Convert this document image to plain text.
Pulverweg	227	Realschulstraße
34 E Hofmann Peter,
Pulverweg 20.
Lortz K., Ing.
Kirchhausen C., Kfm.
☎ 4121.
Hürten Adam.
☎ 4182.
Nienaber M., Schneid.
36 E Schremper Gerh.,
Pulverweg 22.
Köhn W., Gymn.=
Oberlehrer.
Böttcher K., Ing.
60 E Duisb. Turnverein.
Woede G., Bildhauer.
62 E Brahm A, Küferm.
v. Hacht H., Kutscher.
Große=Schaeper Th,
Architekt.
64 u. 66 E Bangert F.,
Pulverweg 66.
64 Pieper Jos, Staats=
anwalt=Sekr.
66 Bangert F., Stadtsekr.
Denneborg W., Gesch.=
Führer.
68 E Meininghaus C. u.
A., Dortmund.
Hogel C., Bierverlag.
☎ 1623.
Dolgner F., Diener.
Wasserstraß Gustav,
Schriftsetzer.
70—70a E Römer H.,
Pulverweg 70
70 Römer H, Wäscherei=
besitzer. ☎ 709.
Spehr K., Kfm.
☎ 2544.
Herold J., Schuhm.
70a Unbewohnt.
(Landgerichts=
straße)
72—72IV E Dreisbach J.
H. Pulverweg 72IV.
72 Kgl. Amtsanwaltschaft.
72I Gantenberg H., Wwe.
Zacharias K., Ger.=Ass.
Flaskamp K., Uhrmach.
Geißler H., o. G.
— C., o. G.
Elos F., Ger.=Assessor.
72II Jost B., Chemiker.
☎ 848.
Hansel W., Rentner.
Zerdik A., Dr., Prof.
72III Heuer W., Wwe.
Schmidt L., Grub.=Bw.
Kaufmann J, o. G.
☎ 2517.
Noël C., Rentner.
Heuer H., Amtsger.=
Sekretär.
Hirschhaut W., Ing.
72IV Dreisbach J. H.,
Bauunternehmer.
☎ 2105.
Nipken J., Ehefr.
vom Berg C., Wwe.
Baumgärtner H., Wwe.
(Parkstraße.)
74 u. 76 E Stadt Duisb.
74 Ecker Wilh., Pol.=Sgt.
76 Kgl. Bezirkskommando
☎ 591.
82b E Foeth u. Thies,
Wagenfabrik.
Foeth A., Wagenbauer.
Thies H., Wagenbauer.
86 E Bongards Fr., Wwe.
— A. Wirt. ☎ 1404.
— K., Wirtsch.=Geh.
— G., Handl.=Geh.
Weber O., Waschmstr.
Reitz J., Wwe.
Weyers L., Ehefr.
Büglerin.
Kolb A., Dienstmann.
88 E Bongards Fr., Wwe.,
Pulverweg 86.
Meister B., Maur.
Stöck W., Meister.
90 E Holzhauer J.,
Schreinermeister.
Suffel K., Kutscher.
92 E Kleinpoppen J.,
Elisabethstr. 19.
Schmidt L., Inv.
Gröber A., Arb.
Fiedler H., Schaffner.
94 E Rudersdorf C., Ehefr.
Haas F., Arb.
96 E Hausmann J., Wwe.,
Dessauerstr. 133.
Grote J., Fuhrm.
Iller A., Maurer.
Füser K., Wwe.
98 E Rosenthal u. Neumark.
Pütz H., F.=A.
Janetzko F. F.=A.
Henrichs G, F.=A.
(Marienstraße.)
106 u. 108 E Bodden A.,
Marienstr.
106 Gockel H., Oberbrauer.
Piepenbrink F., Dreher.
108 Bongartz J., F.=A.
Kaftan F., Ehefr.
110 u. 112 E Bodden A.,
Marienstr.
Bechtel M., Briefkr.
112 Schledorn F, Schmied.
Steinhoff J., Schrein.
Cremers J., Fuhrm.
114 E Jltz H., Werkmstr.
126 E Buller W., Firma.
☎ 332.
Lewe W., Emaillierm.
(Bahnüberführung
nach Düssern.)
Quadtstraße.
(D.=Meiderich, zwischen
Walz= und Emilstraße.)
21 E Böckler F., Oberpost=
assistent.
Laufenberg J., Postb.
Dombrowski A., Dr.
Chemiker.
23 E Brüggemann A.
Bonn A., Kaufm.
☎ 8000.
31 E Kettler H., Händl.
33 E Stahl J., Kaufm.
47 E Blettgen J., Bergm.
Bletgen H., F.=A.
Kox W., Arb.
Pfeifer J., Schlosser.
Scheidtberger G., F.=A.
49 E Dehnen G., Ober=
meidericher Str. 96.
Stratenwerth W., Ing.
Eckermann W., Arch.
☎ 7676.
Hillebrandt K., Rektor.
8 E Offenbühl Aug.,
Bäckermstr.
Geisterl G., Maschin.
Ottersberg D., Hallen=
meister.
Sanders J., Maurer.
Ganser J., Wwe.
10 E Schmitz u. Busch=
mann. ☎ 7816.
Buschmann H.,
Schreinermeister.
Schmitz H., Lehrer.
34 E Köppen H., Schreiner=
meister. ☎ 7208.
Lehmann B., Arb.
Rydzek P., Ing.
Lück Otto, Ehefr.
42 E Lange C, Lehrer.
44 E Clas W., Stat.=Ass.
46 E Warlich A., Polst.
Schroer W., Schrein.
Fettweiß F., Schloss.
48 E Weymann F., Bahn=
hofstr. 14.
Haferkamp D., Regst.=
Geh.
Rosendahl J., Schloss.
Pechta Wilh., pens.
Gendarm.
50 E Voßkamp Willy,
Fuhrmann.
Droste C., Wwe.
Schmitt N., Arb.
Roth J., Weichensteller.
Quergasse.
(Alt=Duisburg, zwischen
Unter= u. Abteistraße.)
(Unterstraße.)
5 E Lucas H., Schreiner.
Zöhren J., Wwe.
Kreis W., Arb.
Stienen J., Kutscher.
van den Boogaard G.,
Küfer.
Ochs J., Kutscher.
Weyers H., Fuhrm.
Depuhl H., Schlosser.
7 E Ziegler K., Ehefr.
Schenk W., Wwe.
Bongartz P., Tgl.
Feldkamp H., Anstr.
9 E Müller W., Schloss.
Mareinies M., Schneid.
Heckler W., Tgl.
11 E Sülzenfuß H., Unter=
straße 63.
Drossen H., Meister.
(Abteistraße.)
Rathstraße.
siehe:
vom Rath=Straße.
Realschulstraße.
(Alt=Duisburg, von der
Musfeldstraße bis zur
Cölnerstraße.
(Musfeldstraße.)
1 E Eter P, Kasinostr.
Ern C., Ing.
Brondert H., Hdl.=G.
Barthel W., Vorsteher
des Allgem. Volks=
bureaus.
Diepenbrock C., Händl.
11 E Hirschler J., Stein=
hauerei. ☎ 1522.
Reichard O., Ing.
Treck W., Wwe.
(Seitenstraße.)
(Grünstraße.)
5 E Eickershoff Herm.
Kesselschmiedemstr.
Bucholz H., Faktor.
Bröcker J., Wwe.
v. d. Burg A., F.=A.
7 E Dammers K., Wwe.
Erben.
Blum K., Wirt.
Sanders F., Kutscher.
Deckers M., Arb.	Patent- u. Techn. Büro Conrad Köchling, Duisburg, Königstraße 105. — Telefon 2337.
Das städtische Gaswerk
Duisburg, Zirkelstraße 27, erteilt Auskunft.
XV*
--------------------------------------------------
▶ What you will do: Track down the lines that include the word "Bongards" and copy them.

▶ Answer to this problem:
86 E Bongards Fr., Wwe.
88 E Bongards Fr., Wwe.,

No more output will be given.